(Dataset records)

*****

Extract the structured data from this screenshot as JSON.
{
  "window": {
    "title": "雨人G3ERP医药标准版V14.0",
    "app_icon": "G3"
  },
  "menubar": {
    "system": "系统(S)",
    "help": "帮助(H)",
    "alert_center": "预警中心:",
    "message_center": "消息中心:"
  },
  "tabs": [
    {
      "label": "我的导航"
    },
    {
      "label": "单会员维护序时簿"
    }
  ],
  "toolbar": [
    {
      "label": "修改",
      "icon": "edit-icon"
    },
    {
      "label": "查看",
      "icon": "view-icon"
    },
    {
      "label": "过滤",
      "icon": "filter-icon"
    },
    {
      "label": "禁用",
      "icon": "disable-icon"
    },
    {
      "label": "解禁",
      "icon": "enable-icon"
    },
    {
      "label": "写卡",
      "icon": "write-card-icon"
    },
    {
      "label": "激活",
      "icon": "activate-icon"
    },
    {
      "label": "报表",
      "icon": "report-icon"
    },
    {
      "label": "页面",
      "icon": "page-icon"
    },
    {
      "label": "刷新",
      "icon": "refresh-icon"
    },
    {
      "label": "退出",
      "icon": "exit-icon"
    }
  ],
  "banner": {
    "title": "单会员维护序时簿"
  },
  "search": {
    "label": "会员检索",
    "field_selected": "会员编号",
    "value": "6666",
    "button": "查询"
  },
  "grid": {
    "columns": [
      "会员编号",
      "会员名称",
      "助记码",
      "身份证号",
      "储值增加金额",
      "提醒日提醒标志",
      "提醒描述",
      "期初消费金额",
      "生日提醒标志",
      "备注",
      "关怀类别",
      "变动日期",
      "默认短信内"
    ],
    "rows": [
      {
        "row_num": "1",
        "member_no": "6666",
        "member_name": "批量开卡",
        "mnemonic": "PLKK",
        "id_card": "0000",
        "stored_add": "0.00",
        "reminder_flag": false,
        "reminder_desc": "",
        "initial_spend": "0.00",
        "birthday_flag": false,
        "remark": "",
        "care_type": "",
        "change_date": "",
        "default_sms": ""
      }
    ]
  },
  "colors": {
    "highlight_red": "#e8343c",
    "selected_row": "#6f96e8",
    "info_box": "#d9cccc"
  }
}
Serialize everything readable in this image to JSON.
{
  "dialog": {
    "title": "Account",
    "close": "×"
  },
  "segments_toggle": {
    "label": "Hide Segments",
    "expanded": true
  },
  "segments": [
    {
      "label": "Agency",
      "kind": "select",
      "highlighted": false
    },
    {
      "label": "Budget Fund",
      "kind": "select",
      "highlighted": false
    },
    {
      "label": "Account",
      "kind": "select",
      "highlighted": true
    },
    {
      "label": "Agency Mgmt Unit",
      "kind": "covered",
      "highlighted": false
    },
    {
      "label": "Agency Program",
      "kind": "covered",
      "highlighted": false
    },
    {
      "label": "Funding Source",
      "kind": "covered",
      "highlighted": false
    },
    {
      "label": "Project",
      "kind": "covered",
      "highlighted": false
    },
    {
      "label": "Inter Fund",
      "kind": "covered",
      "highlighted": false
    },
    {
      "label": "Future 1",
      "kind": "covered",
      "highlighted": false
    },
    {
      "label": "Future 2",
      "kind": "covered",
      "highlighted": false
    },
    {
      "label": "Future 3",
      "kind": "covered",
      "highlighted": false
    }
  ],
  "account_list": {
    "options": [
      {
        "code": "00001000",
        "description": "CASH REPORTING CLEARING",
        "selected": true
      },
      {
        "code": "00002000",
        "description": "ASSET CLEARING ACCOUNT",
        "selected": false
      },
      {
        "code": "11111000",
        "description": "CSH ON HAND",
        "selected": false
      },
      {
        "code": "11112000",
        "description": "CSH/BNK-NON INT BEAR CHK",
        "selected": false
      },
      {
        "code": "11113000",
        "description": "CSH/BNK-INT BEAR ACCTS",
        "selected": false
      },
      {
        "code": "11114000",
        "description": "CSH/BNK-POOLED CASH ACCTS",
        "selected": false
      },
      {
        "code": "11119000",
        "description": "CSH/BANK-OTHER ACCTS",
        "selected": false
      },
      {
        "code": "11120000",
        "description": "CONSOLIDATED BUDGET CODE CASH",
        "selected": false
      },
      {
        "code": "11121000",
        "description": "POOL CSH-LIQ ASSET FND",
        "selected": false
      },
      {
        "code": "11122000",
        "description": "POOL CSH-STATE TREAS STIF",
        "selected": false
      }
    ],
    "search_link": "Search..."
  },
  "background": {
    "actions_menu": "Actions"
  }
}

*****

(What to produce)
State only the number of lines in these entries that contain "CLEARING".

(Response below)
2